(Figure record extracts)

━━━━━━━━━━━━━━━━━━━━

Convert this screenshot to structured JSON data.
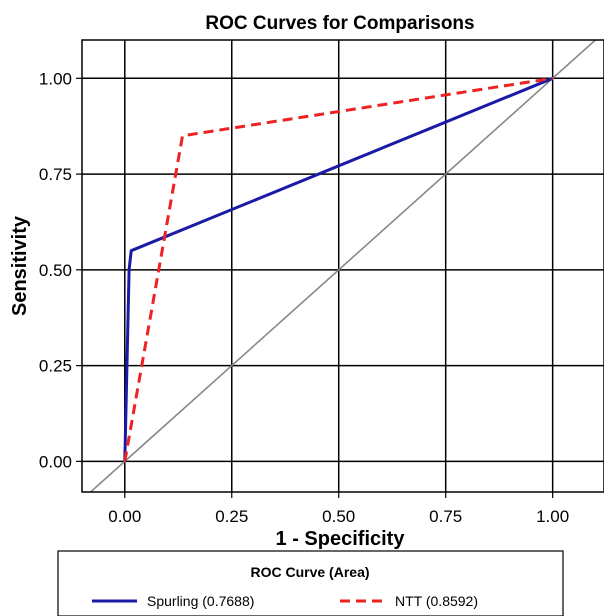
{
  "chart_data": {
    "type": "line",
    "title": "ROC Curves for Comparisons",
    "xlabel": "1 - Specificity",
    "ylabel": "Sensitivity",
    "xlim": [
      -0.1,
      1.12
    ],
    "ylim": [
      -0.08,
      1.1
    ],
    "xticks": [
      0.0,
      0.25,
      0.5,
      0.75,
      1.0
    ],
    "yticks": [
      0.0,
      0.25,
      0.5,
      0.75,
      1.0
    ],
    "xtick_labels": [
      "0.00",
      "0.25",
      "0.50",
      "0.75",
      "1.00"
    ],
    "ytick_labels": [
      "0.00",
      "0.25",
      "0.50",
      "0.75",
      "1.00"
    ],
    "grid": true,
    "legend": {
      "title": "ROC Curve (Area)",
      "placement": "bottom"
    },
    "reference_line": {
      "x": [
        -0.1,
        1.12
      ],
      "y": [
        -0.1,
        1.12
      ],
      "color": "#888888"
    },
    "series": [
      {
        "name": "Spurling (0.7688)",
        "color": "#1a1aa6",
        "dash": "solid",
        "x": [
          0.0,
          0.01,
          0.015,
          1.0
        ],
        "y": [
          0.0,
          0.5,
          0.55,
          1.0
        ]
      },
      {
        "name": "NTT (0.8592)",
        "color": "#ee2222",
        "dash": "dashed",
        "x": [
          0.0,
          0.135,
          1.0
        ],
        "y": [
          0.0,
          0.85,
          1.0
        ]
      }
    ]
  }
}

━━━━━━━━━━━━━━━━━━━━

— Direction —
Without the pictures, repeat all the records word for word.

— Response below —
Convert this screenshot to structured JSON data.
{
  "chart_data": {
    "type": "line",
    "title": "ROC Curves for Comparisons",
    "xlabel": "1 - Specificity",
    "ylabel": "Sensitivity",
    "xlim": [
      -0.1,
      1.12
    ],
    "ylim": [
      -0.08,
      1.1
    ],
    "xticks": [
      0.0,
      0.25,
      0.5,
      0.75,
      1.0
    ],
    "yticks": [
      0.0,
      0.25,
      0.5,
      0.75,
      1.0
    ],
    "xtick_labels": [
      "0.00",
      "0.25",
      "0.50",
      "0.75",
      "1.00"
    ],
    "ytick_labels": [
      "0.00",
      "0.25",
      "0.50",
      "0.75",
      "1.00"
    ],
    "grid": true,
    "legend": {
      "title": "ROC Curve (Area)",
      "placement": "bottom"
    },
    "reference_line": {
      "x": [
        -0.1,
        1.12
      ],
      "y": [
        -0.1,
        1.12
      ],
      "color": "#888888"
    },
    "series": [
      {
        "name": "Spurling (0.7688)",
        "color": "#1a1aa6",
        "dash": "solid",
        "x": [
          0.0,
          0.01,
          0.015,
          1.0
        ],
        "y": [
          0.0,
          0.5,
          0.55,
          1.0
        ]
      },
      {
        "name": "NTT (0.8592)",
        "color": "#ee2222",
        "dash": "dashed",
        "x": [
          0.0,
          0.135,
          1.0
        ],
        "y": [
          0.0,
          0.85,
          1.0
        ]
      }
    ]
  }
}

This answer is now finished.